- **REQUIRED WORK**
What you produce should be every line from the data that includes "increased".

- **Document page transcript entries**

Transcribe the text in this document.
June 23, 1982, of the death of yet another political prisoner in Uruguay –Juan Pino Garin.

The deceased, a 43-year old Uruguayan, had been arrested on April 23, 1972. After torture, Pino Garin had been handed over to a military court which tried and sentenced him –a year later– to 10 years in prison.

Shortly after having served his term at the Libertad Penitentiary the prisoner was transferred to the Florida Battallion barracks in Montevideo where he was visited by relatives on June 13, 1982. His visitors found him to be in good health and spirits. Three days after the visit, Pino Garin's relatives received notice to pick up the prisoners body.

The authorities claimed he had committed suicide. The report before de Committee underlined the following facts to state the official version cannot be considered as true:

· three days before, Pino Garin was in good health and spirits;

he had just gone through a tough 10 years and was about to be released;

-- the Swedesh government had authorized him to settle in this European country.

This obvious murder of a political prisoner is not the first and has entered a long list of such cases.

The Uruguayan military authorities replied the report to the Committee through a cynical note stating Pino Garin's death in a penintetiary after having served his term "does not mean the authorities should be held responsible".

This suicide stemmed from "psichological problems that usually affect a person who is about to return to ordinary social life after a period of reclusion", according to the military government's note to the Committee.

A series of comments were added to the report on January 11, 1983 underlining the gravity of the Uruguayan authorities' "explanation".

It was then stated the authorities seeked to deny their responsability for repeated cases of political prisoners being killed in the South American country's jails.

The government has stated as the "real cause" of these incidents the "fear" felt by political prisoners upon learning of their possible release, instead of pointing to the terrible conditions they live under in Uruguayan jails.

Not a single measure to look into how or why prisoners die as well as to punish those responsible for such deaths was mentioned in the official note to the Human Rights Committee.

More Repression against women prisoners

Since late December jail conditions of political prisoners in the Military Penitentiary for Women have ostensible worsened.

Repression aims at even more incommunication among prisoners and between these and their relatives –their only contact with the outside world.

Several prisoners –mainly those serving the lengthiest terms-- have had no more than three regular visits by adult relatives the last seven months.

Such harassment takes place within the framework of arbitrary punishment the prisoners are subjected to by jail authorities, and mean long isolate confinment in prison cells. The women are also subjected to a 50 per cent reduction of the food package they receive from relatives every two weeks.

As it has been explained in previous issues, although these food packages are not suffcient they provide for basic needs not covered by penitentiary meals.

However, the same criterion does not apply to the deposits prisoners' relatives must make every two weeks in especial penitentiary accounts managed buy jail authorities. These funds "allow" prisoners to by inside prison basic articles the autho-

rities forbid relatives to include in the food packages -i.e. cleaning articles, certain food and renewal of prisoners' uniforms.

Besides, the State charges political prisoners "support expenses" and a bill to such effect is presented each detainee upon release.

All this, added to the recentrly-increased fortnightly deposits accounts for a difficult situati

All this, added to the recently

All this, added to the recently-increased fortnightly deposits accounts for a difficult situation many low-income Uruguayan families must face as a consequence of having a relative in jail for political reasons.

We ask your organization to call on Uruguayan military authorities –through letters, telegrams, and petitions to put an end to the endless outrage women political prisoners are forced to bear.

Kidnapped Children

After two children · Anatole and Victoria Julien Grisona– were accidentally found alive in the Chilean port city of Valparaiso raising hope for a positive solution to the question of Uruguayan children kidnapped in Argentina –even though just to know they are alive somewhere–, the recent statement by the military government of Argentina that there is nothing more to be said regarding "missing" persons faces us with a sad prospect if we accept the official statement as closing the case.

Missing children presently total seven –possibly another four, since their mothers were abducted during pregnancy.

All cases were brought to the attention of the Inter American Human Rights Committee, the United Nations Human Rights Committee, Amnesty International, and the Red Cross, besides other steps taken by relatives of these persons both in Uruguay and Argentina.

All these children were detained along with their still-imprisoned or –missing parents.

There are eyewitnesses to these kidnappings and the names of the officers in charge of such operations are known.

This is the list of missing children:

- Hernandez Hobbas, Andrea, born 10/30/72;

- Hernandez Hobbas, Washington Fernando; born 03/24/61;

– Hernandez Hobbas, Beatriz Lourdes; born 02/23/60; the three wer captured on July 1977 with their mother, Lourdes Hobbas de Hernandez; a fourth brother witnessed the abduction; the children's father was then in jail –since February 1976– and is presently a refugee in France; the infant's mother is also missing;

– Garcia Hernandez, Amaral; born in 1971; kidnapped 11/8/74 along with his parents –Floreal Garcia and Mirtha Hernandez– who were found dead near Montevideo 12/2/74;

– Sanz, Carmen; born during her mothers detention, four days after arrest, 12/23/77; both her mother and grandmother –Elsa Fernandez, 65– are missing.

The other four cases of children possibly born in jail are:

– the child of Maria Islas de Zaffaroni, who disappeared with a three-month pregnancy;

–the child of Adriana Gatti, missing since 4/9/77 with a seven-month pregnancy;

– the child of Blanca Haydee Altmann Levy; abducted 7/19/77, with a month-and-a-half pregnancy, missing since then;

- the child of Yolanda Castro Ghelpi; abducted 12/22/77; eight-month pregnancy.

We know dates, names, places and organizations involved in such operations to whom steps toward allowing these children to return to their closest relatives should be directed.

- **ANSWER**
All this, added to the recentrly-increased fortnightly deposits accounts for a difficult situati
All this, added to the recently-increased fortnightly deposits accounts for a difficult situation many low-income Uruguayan families must face as a consequence of having a relative in jail for political reasons.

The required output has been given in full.